##### SUPPLIED MATERIAL #####
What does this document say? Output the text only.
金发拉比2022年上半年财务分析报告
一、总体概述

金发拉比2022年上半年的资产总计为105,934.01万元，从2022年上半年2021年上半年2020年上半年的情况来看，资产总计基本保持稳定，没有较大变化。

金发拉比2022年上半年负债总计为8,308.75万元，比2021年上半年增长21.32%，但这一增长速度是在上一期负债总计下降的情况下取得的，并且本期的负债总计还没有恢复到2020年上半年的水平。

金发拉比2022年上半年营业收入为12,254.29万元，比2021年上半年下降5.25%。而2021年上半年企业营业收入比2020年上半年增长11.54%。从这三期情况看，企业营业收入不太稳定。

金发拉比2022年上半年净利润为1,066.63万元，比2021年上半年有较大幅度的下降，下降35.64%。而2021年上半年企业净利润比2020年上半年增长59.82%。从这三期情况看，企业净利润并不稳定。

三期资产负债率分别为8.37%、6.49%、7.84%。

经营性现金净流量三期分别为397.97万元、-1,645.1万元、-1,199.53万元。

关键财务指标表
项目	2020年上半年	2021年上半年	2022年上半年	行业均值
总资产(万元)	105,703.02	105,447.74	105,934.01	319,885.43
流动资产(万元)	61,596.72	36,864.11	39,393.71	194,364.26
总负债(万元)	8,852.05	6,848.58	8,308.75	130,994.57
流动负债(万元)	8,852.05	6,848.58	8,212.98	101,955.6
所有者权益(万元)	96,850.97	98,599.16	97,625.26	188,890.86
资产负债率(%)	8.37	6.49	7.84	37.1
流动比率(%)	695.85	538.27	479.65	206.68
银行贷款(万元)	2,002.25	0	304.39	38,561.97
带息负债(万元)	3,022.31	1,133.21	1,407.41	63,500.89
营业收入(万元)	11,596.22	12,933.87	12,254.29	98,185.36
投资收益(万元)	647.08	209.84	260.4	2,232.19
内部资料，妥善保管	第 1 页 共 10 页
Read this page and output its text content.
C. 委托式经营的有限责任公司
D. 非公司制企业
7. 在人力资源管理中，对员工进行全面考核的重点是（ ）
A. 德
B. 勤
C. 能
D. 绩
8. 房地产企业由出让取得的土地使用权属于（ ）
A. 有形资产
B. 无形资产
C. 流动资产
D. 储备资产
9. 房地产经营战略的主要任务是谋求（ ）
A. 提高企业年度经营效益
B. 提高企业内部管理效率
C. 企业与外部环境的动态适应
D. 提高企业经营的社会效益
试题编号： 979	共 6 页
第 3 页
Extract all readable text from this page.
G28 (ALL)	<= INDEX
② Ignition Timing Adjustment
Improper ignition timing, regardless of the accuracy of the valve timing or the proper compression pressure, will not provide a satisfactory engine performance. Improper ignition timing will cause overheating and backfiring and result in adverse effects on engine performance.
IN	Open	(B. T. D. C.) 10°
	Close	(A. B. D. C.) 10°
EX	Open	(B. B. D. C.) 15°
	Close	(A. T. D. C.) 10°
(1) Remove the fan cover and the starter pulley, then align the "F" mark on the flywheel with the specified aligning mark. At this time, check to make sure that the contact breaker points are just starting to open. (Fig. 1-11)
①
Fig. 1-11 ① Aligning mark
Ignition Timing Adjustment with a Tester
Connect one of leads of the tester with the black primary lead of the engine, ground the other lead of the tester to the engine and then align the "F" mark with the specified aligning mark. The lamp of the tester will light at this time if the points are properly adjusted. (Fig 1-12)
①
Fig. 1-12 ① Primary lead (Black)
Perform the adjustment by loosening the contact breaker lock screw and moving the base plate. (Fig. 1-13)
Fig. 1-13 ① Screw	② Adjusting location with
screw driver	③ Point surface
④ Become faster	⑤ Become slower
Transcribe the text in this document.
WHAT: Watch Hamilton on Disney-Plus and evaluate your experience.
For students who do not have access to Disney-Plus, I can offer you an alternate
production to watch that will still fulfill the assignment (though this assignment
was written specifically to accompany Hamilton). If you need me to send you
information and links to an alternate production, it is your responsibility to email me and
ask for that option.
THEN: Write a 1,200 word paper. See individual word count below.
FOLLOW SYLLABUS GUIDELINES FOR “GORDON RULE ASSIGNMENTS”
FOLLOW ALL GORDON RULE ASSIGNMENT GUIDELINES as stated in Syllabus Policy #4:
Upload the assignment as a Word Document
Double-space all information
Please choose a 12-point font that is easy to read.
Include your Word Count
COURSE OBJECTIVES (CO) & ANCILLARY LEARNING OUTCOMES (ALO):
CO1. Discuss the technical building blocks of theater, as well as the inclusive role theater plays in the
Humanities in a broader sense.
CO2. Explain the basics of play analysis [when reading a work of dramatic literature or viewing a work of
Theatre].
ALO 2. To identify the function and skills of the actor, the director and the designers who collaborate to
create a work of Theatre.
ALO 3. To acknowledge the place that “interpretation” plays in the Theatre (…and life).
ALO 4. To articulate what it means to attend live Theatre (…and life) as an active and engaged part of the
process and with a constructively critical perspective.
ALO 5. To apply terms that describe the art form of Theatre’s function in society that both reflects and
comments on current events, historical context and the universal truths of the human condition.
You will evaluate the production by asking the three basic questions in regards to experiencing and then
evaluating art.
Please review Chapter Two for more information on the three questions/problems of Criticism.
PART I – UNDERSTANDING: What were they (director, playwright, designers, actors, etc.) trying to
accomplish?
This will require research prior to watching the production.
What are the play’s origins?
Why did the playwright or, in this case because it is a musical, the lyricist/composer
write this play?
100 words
#####
* _TASK INSTRUCTIONS_:
Copy all of the data. Keep every word exactly as it is.

* _COMPLETED TASK_:
What does this document say? Output the text only.
金发拉比2022年上半年财务分析报告
一、总体概述

金发拉比2022年上半年的资产总计为105,934.01万元，从2022年上半年2021年上半年2020年上半年的情况来看，资产总计基本保持稳定，没有较大变化。

金发拉比2022年上半年负债总计为8,308.75万元，比2021年上半年增长21.32%，但这一增长速度是在上一期负债总计下降的情况下取得的，并且本期的负债总计还没有恢复到2020年上半年的水平。

金发拉比2022年上半年营业收入为12,254.29万元，比2021年上半年下降5.25%。而2021年上半年企业营业收入比2020年上半年增长11.54%。从这三期情况看，企业营业收入不太稳定。

金发拉比2022年上半年净利润为1,066.63万元，比2021年上半年有较大幅度的下降，下降35.64%。而2021年上半年企业净利润比2020年上半年增长59.82%。从这三期情况看，企业净利润并不稳定。

三期资产负债率分别为8.37%、6.49%、7.84%。

经营性现金净流量三期分别为397.97万元、-1,645.1万元、-1,199.53万元。

关键财务指标表
项目	2020年上半年	2021年上半年	2022年上半年	行业均值
总资产(万元)	105,703.02	105,447.74	105,934.01	319,885.43
流动资产(万元)	61,596.72	36,864.11	39,393.71	194,364.26
总负债(万元)	8,852.05	6,848.58	8,308.75	130,994.57
流动负债(万元)	8,852.05	6,848.58	8,212.98	101,955.6
所有者权益(万元)	96,850.97	98,599.16	97,625.26	188,890.86
资产负债率(%)	8.37	6.49	7.84	37.1
流动比率(%)	695.85	538.27	479.65	206.68
银行贷款(万元)	2,002.25	0	304.39	38,561.97
带息负债(万元)	3,022.31	1,133.21	1,407.41	63,500.89
营业收入(万元)	11,596.22	12,933.87	12,254.29	98,185.36
投资收益(万元)	647.08	209.84	260.4	2,232.19
内部资料，妥善保管	第 1 页 共 10 页
Read this page and output its text content.
C. 委托式经营的有限责任公司
D. 非公司制企业
7. 在人力资源管理中，对员工进行全面考核的重点是（ ）
A. 德
B. 勤
C. 能
D. 绩
8. 房地产企业由出让取得的土地使用权属于（ ）
A. 有形资产
B. 无形资产
C. 流动资产
D. 储备资产
9. 房地产经营战略的主要任务是谋求（ ）
A. 提高企业年度经营效益
B. 提高企业内部管理效率
C. 企业与外部环境的动态适应
D. 提高企业经营的社会效益
试题编号： 979	共 6 页
第 3 页
Extract all readable text from this page.
G28 (ALL)	<= INDEX
② Ignition Timing Adjustment
Improper ignition timing, regardless of the accuracy of the valve timing or the proper compression pressure, will not provide a satisfactory engine performance. Improper ignition timing will cause overheating and backfiring and result in adverse effects on engine performance.
IN	Open	(B. T. D. C.) 10°
	Close	(A. B. D. C.) 10°
EX	Open	(B. B. D. C.) 15°
	Close	(A. T. D. C.) 10°
(1) Remove the fan cover and the starter pulley, then align the "F" mark on the flywheel with the specified aligning mark. At this time, check to make sure that the contact breaker points are just starting to open. (Fig. 1-11)
①
Fig. 1-11 ① Aligning mark
Ignition Timing Adjustment with a Tester
Connect one of leads of the tester with the black primary lead of the engine, ground the other lead of the tester to the engine and then align the "F" mark with the specified aligning mark. The lamp of the tester will light at this time if the points are properly adjusted. (Fig 1-12)
①
Fig. 1-12 ① Primary lead (Black)
Perform the adjustment by loosening the contact breaker lock screw and moving the base plate. (Fig. 1-13)
Fig. 1-13 ① Screw	② Adjusting location with
screw driver	③ Point surface
④ Become faster	⑤ Become slower
Transcribe the text in this document.
WHAT: Watch Hamilton on Disney-Plus and evaluate your experience.
For students who do not have access to Disney-Plus, I can offer you an alternate
production to watch that will still fulfill the assignment (though this assignment
was written specifically to accompany Hamilton). If you need me to send you
information and links to an alternate production, it is your responsibility to email me and
ask for that option.
THEN: Write a 1,200 word paper. See individual word count below.
FOLLOW SYLLABUS GUIDELINES FOR “GORDON RULE ASSIGNMENTS”
FOLLOW ALL GORDON RULE ASSIGNMENT GUIDELINES as stated in Syllabus Policy #4:
Upload the assignment as a Word Document
Double-space all information
Please choose a 12-point font that is easy to read.
Include your Word Count
COURSE OBJECTIVES (CO) & ANCILLARY LEARNING OUTCOMES (ALO):
CO1. Discuss the technical building blocks of theater, as well as the inclusive role theater plays in the
Humanities in a broader sense.
CO2. Explain the basics of play analysis [when reading a work of dramatic literature or viewing a work of
Theatre].
ALO 2. To identify the function and skills of the actor, the director and the designers who collaborate to
create a work of Theatre.
ALO 3. To acknowledge the place that “interpretation” plays in the Theatre (…and life).
ALO 4. To articulate what it means to attend live Theatre (…and life) as an active and engaged part of the
process and with a constructively critical perspective.
ALO 5. To apply terms that describe the art form of Theatre’s function in society that both reflects and
comments on current events, historical context and the universal truths of the human condition.
You will evaluate the production by asking the three basic questions in regards to experiencing and then
evaluating art.
Please review Chapter Two for more information on the three questions/problems of Criticism.
PART I – UNDERSTANDING: What were they (director, playwright, designers, actors, etc.) trying to
accomplish?
This will require research prior to watching the production.
What are the play’s origins?
Why did the playwright or, in this case because it is a musical, the lyricist/composer
write this play?
100 words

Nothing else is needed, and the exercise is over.